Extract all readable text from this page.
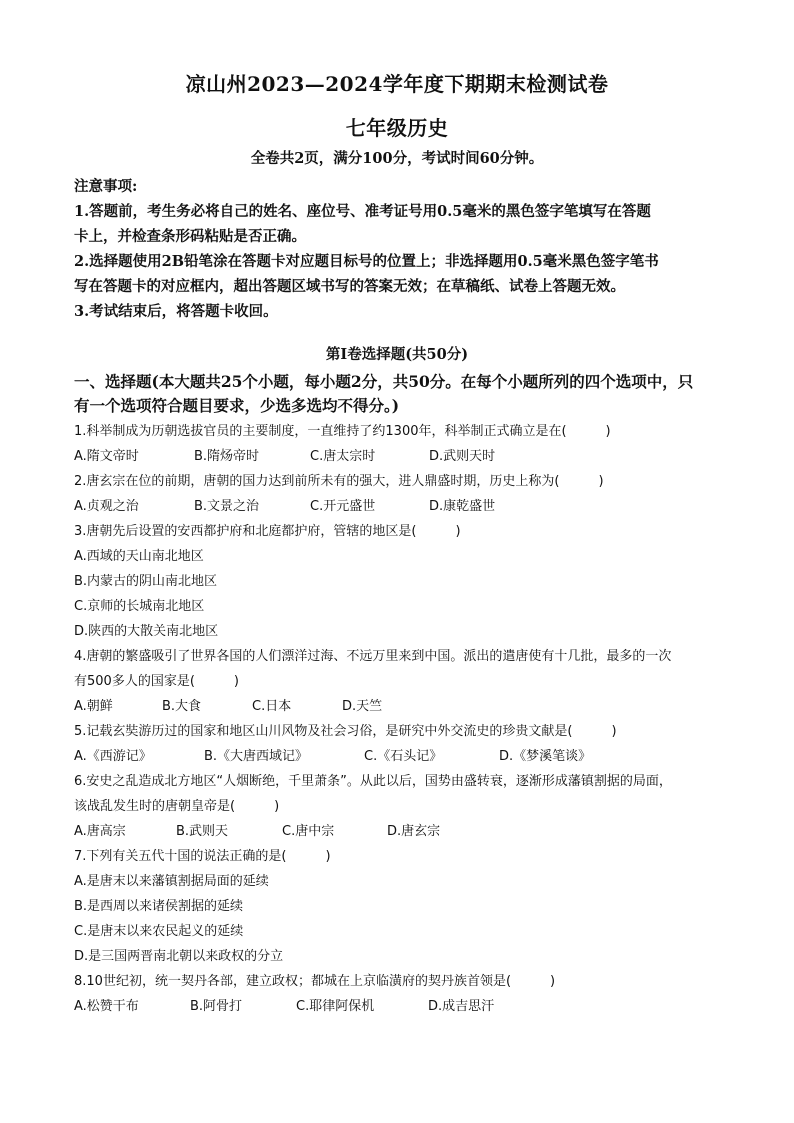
凉山州2023—2024学年度下期期末检测试卷
七年级历史
全卷共2页，满分100分，考试时间60分钟。

注意事项:

1.答题前，考生务必将自己的姓名、座位号、准考证号用0.5毫米的黑色签字笔填写在答题

卡上，并检查条形码粘贴是否正确。

2.选择题使用2B铅笔涂在答题卡对应题目标号的位置上；非选择题用0.5毫米黑色签字笔书

写在答题卡的对应框内，超出答题区域书写的答案无效；在草稿纸、试卷上答题无效。

3.考试结束后，将答题卡收回。

第Ⅰ卷选择题(共50分)

一、选择题(本大题共25个小题，每小题2分，共50分。在每个小题所列的四个选项中，只

有一个选项符合题目要求，少选多选均不得分。)

1.科举制成为历朝选拔官员的主要制度，一直维持了约1300年，科举制正式确立是在(　　　)

A.隋文帝时	B.隋炀帝时	C.唐太宗时	D.武则天时

2.唐玄宗在位的前期，唐朝的国力达到前所未有的强大，进人鼎盛时期，历史上称为(　　　)

A.贞观之治	B.文景之治	C.开元盛世	D.康乾盛世

3.唐朝先后设置的安西都护府和北庭都护府，管辖的地区是(　　　)

A.西域的天山南北地区

B.内蒙古的阴山南北地区

C.京师的长城南北地区

D.陕西的大散关南北地区

4.唐朝的繁盛吸引了世界各国的人们漂洋过海、不远万里来到中国。派出的遣唐使有十几批，最多的一次

有500多人的国家是(　　　)

A.朝鲜	B.大食	C.日本	D.天竺

5.记载玄奘游历过的国家和地区山川风物及社会习俗，是研究中外交流史的珍贵文献是(　　　)

A.《西游记》	B.《大唐西域记》	C.《石头记》	D.《梦溪笔谈》

6.安史之乱造成北方地区“人烟断绝，千里萧条”。从此以后，国势由盛转衰，逐渐形成藩镇割据的局面，

该战乱发生时的唐朝皇帝是(　　　)

A.唐高宗	B.武则天	C.唐中宗	D.唐玄宗

7.下列有关五代十国的说法正确的是(　　　)

A.是唐末以来藩镇割据局面的延续

B.是西周以来诸侯割据的延续

C.是唐末以来农民起义的延续

D.是三国两晋南北朝以来政权的分立

8.10世纪初，统一契丹各部，建立政权；都城在上京临潢府的契丹族首领是(　　　)

A.松赞干布	B.阿骨打	C.耶律阿保机	D.成吉思汗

******

* _To be done_
Copy the data character for character, but drop all pictures from the copy.

* _Answer to the task_
Extract all readable text from this page.
凉山州2023—2024学年度下期期末检测试卷
七年级历史
全卷共2页，满分100分，考试时间60分钟。

注意事项:

1.答题前，考生务必将自己的姓名、座位号、准考证号用0.5毫米的黑色签字笔填写在答题

卡上，并检查条形码粘贴是否正确。

2.选择题使用2B铅笔涂在答题卡对应题目标号的位置上；非选择题用0.5毫米黑色签字笔书

写在答题卡的对应框内，超出答题区域书写的答案无效；在草稿纸、试卷上答题无效。

3.考试结束后，将答题卡收回。

第Ⅰ卷选择题(共50分)

一、选择题(本大题共25个小题，每小题2分，共50分。在每个小题所列的四个选项中，只

有一个选项符合题目要求，少选多选均不得分。)

1.科举制成为历朝选拔官员的主要制度，一直维持了约1300年，科举制正式确立是在(　　　)

A.隋文帝时	B.隋炀帝时	C.唐太宗时	D.武则天时

2.唐玄宗在位的前期，唐朝的国力达到前所未有的强大，进人鼎盛时期，历史上称为(　　　)

A.贞观之治	B.文景之治	C.开元盛世	D.康乾盛世

3.唐朝先后设置的安西都护府和北庭都护府，管辖的地区是(　　　)

A.西域的天山南北地区

B.内蒙古的阴山南北地区

C.京师的长城南北地区

D.陕西的大散关南北地区

4.唐朝的繁盛吸引了世界各国的人们漂洋过海、不远万里来到中国。派出的遣唐使有十几批，最多的一次

有500多人的国家是(　　　)

A.朝鲜	B.大食	C.日本	D.天竺

5.记载玄奘游历过的国家和地区山川风物及社会习俗，是研究中外交流史的珍贵文献是(　　　)

A.《西游记》	B.《大唐西域记》	C.《石头记》	D.《梦溪笔谈》

6.安史之乱造成北方地区“人烟断绝，千里萧条”。从此以后，国势由盛转衰，逐渐形成藩镇割据的局面，

该战乱发生时的唐朝皇帝是(　　　)

A.唐高宗	B.武则天	C.唐中宗	D.唐玄宗

7.下列有关五代十国的说法正确的是(　　　)

A.是唐末以来藩镇割据局面的延续

B.是西周以来诸侯割据的延续

C.是唐末以来农民起义的延续

D.是三国两晋南北朝以来政权的分立

8.10世纪初，统一契丹各部，建立政权；都城在上京临潢府的契丹族首领是(　　　)

A.松赞干布	B.阿骨打	C.耶律阿保机	D.成吉思汗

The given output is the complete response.